** Opening EXCERPTED RECORDS block **
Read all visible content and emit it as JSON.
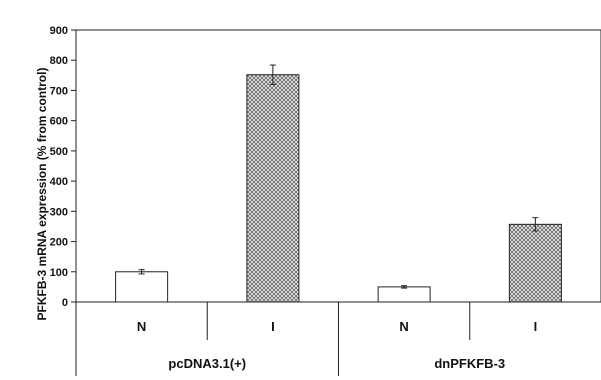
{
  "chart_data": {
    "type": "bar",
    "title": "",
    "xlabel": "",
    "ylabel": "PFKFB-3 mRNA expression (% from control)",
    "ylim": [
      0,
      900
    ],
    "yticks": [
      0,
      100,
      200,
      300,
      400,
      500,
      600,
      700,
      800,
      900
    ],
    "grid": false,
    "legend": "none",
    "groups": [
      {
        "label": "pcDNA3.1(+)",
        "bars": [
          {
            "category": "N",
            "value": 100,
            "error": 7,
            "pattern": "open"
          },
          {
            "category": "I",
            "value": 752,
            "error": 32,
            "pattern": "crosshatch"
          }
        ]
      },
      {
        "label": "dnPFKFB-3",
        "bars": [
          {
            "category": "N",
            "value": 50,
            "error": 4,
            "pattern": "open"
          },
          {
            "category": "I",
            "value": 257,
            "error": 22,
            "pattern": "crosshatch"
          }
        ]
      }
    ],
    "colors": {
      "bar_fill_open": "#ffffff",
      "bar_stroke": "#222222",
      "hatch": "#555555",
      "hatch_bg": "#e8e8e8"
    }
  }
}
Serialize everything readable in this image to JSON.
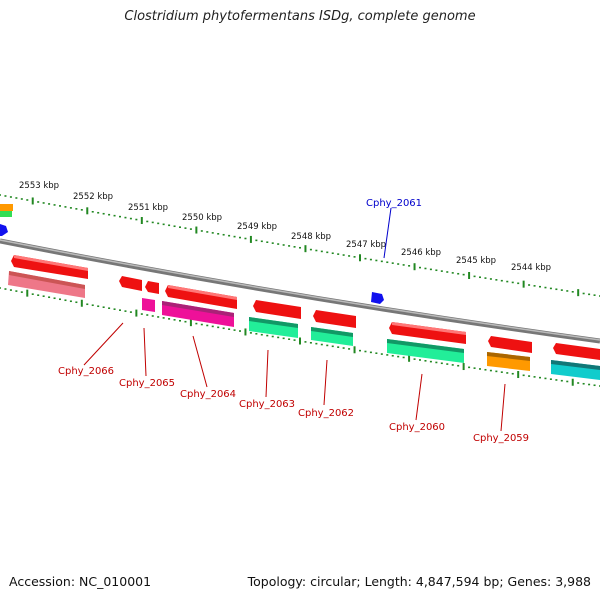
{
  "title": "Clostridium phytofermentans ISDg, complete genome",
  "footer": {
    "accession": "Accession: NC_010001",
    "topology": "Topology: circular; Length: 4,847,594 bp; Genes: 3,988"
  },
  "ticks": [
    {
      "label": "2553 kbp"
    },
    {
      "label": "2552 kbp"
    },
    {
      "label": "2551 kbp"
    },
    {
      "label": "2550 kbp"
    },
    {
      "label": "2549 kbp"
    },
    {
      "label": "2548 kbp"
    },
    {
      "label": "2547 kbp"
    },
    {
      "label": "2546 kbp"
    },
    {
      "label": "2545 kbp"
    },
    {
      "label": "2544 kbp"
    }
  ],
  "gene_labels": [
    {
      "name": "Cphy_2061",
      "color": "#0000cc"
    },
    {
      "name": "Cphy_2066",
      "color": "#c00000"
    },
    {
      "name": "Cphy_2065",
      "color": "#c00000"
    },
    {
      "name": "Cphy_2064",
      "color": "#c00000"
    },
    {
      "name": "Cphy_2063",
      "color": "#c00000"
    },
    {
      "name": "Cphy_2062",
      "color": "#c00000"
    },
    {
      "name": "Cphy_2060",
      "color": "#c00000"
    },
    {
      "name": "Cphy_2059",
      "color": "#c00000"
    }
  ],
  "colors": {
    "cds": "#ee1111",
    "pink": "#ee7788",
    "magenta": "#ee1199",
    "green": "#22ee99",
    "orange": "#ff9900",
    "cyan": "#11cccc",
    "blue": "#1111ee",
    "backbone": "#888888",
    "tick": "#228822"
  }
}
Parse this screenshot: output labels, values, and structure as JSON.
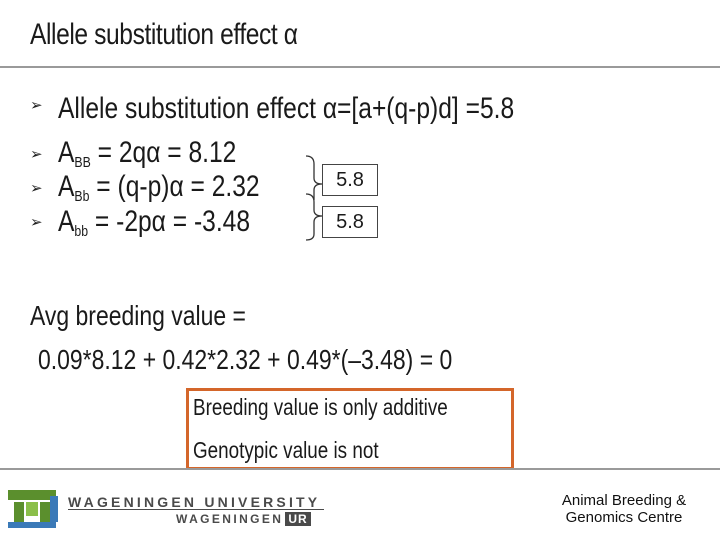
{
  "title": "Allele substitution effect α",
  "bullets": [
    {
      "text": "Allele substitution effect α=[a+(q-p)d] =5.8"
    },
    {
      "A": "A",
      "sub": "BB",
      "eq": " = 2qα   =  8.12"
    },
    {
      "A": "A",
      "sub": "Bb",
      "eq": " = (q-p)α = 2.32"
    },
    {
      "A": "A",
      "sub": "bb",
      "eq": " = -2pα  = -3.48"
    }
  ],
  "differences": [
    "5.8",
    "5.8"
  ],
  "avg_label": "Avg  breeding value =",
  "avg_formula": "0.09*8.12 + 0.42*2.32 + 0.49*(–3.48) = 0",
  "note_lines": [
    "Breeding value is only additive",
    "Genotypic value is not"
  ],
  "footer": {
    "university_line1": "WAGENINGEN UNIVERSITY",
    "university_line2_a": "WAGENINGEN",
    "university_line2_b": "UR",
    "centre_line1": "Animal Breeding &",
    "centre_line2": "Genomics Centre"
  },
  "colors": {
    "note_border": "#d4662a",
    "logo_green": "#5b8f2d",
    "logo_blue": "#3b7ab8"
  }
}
** Closing EXCERPTED RECORDS block **
TRY IT
Omit the pictures, then give all the lines above again exactly.

EXERCISE OUTPUT
Read all visible content and emit it as JSON.
{
  "chart_data": {
    "type": "bar",
    "title": "",
    "xlabel": "",
    "ylabel": "PFKFB-3 mRNA expression (% from control)",
    "ylim": [
      0,
      900
    ],
    "yticks": [
      0,
      100,
      200,
      300,
      400,
      500,
      600,
      700,
      800,
      900
    ],
    "grid": false,
    "legend": "none",
    "groups": [
      {
        "label": "pcDNA3.1(+)",
        "bars": [
          {
            "category": "N",
            "value": 100,
            "error": 7,
            "pattern": "open"
          },
          {
            "category": "I",
            "value": 752,
            "error": 32,
            "pattern": "crosshatch"
          }
        ]
      },
      {
        "label": "dnPFKFB-3",
        "bars": [
          {
            "category": "N",
            "value": 50,
            "error": 4,
            "pattern": "open"
          },
          {
            "category": "I",
            "value": 257,
            "error": 22,
            "pattern": "crosshatch"
          }
        ]
      }
    ],
    "colors": {
      "bar_fill_open": "#ffffff",
      "bar_stroke": "#222222",
      "hatch": "#555555",
      "hatch_bg": "#e8e8e8"
    }
  }
}
Serialize everything readable in this image to JSON.
{
  "title": "Clostridium phytofermentans ISDg, complete genome",
  "footer": {
    "accession": "Accession: NC_010001",
    "topology": "Topology: circular; Length: 4,847,594 bp; Genes: 3,988"
  },
  "ticks": [
    {
      "label": "2553 kbp"
    },
    {
      "label": "2552 kbp"
    },
    {
      "label": "2551 kbp"
    },
    {
      "label": "2550 kbp"
    },
    {
      "label": "2549 kbp"
    },
    {
      "label": "2548 kbp"
    },
    {
      "label": "2547 kbp"
    },
    {
      "label": "2546 kbp"
    },
    {
      "label": "2545 kbp"
    },
    {
      "label": "2544 kbp"
    }
  ],
  "gene_labels": [
    {
      "name": "Cphy_2061",
      "color": "#0000cc"
    },
    {
      "name": "Cphy_2066",
      "color": "#c00000"
    },
    {
      "name": "Cphy_2065",
      "color": "#c00000"
    },
    {
      "name": "Cphy_2064",
      "color": "#c00000"
    },
    {
      "name": "Cphy_2063",
      "color": "#c00000"
    },
    {
      "name": "Cphy_2062",
      "color": "#c00000"
    },
    {
      "name": "Cphy_2060",
      "color": "#c00000"
    },
    {
      "name": "Cphy_2059",
      "color": "#c00000"
    }
  ],
  "colors": {
    "cds": "#ee1111",
    "pink": "#ee7788",
    "magenta": "#ee1199",
    "green": "#22ee99",
    "orange": "#ff9900",
    "cyan": "#11cccc",
    "blue": "#1111ee",
    "backbone": "#888888",
    "tick": "#228822"
  }
}
Parse this screenshot: output labels, values, and structure as JSON.
{
  "title": "Allele substitution effect α",
  "bullets": [
    {
      "text": "Allele substitution effect α=[a+(q-p)d] =5.8"
    },
    {
      "A": "A",
      "sub": "BB",
      "eq": " = 2qα   =  8.12"
    },
    {
      "A": "A",
      "sub": "Bb",
      "eq": " = (q-p)α = 2.32"
    },
    {
      "A": "A",
      "sub": "bb",
      "eq": " = -2pα  = -3.48"
    }
  ],
  "differences": [
    "5.8",
    "5.8"
  ],
  "avg_label": "Avg  breeding value =",
  "avg_formula": "0.09*8.12 + 0.42*2.32 + 0.49*(–3.48) = 0",
  "note_lines": [
    "Breeding value is only additive",
    "Genotypic value is not"
  ],
  "footer": {
    "university_line1": "WAGENINGEN UNIVERSITY",
    "university_line2_a": "WAGENINGEN",
    "university_line2_b": "UR",
    "centre_line1": "Animal Breeding &",
    "centre_line2": "Genomics Centre"
  },
  "colors": {
    "note_border": "#d4662a",
    "logo_green": "#5b8f2d",
    "logo_blue": "#3b7ab8"
  }
}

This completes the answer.